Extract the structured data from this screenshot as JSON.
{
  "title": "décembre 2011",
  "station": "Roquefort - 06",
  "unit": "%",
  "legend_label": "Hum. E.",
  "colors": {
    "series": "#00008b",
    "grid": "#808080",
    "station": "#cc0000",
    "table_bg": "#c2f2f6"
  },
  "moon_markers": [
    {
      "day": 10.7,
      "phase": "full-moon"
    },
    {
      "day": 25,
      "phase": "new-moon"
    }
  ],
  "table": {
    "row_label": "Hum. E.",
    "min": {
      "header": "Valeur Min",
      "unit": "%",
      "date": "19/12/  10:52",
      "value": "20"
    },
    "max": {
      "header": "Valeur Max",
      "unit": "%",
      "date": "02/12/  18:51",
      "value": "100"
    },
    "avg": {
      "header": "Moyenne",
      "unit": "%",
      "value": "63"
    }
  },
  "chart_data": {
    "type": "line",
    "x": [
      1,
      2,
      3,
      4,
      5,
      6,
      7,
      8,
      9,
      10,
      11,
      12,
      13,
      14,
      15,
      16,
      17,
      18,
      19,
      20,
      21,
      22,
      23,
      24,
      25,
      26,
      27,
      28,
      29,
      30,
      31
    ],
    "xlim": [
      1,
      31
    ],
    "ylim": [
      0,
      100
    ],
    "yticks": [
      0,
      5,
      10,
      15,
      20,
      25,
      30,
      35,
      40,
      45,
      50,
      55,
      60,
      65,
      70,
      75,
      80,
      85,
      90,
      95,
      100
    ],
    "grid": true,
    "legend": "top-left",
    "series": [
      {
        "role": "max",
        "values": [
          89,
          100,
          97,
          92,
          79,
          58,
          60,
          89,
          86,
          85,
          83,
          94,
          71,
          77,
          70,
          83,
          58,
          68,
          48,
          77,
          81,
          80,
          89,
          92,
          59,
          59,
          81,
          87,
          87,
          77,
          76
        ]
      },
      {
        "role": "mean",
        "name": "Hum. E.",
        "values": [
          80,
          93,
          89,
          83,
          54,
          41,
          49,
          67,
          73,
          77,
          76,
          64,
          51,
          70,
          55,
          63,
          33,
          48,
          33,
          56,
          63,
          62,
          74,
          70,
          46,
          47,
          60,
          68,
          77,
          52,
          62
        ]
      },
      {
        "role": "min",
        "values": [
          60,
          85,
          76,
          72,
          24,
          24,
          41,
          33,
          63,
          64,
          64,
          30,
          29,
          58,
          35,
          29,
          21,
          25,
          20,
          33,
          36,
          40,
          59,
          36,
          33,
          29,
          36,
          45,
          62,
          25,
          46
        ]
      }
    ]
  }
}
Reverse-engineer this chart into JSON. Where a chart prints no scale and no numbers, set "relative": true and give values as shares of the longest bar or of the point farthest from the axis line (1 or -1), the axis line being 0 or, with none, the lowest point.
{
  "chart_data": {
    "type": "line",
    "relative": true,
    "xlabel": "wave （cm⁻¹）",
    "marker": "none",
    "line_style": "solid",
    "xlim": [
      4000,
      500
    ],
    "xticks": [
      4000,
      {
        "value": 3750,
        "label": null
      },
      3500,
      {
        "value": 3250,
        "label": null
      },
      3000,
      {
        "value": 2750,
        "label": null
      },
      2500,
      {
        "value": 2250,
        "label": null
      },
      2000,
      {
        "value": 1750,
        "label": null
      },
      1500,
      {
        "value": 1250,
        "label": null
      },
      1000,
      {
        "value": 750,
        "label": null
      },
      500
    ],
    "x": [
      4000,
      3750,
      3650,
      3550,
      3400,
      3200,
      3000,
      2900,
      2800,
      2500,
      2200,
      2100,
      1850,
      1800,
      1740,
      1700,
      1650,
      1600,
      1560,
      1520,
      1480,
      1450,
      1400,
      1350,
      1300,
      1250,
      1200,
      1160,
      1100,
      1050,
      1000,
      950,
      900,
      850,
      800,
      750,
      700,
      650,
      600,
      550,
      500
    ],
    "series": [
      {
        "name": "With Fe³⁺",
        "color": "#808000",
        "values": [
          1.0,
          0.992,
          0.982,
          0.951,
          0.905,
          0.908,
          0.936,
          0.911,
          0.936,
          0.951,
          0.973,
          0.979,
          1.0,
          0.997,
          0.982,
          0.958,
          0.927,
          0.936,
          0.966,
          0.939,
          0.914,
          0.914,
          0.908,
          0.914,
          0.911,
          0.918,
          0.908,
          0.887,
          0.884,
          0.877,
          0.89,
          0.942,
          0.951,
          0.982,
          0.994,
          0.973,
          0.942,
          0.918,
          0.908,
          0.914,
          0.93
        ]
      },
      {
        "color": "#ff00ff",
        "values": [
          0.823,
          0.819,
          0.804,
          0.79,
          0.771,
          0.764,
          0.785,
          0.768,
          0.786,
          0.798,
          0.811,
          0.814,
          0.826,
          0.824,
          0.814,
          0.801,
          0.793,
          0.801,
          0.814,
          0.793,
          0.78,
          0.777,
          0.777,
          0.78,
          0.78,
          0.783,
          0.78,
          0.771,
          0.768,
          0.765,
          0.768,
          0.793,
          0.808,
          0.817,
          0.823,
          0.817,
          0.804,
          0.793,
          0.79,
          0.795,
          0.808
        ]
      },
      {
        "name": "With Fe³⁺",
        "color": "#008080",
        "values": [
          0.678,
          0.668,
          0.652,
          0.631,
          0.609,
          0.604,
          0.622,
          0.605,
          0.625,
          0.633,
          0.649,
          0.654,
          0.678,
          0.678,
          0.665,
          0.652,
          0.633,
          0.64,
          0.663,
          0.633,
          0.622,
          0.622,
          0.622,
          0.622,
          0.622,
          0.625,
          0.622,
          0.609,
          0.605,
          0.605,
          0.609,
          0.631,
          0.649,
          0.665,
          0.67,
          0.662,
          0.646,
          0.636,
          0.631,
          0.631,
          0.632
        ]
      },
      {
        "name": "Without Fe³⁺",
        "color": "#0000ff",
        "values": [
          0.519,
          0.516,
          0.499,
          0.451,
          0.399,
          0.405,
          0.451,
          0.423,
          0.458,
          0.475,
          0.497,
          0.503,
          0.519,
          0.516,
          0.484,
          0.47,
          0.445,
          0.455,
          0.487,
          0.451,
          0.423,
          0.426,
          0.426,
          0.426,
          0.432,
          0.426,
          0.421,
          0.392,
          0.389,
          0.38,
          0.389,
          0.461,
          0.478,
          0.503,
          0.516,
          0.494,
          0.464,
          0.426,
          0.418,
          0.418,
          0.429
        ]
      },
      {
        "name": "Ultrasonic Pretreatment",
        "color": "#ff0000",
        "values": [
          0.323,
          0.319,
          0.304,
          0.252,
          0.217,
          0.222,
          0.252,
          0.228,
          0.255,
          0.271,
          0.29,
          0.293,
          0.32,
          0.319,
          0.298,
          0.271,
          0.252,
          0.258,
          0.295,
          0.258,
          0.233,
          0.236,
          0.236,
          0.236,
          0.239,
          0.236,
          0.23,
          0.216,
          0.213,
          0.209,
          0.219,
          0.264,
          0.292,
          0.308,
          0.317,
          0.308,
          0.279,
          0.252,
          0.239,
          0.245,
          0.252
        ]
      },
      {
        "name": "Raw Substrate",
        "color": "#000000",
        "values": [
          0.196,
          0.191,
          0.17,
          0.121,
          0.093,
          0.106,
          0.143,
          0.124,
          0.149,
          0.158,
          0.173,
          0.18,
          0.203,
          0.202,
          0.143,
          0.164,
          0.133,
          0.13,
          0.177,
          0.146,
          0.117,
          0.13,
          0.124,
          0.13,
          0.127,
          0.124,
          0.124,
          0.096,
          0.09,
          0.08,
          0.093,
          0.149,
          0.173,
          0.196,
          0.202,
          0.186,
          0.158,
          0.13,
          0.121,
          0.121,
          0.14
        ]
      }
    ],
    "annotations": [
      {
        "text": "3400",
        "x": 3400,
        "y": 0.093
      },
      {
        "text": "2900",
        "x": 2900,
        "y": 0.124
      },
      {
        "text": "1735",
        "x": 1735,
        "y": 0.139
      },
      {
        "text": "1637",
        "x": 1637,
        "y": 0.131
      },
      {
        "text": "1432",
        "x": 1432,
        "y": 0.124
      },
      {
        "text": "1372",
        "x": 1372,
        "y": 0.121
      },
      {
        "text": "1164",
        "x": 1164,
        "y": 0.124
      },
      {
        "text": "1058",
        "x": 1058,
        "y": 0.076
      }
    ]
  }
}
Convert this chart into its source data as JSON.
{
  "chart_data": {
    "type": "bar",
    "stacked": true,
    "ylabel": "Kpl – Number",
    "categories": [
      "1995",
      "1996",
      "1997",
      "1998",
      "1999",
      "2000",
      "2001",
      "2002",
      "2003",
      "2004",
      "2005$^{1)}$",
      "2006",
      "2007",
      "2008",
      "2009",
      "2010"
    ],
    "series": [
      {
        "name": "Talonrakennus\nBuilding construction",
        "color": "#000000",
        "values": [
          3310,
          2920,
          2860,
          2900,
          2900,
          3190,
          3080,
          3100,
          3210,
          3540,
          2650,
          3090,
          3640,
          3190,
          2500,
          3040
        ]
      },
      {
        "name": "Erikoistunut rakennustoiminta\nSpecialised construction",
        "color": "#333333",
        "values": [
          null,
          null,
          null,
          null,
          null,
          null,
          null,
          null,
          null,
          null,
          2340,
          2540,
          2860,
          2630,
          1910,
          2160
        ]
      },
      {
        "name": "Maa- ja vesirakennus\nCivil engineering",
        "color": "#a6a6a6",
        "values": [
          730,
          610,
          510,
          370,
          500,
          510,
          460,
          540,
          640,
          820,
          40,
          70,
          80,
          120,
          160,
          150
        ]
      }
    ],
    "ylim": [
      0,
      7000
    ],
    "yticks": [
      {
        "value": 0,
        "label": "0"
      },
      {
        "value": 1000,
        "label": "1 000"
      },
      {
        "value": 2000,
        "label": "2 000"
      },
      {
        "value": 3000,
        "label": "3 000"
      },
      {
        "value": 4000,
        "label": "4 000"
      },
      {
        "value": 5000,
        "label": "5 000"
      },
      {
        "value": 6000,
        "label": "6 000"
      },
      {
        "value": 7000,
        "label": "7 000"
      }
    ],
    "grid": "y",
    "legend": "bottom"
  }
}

^^^^^^^^

■ **TASK INSTRUCTIONS**
Gather all lines from the listing above in which "none" occurs.

■ **SOLUTION TO THIS TASK**
Reverse-engineer this chart into JSON. Where a chart prints no scale and no numbers, set "relative": true and give values as shares of the longest bar or of the point farthest from the axis line (1 or -1), the axis line being 0 or, with none, the lowest point.
    "marker": "none",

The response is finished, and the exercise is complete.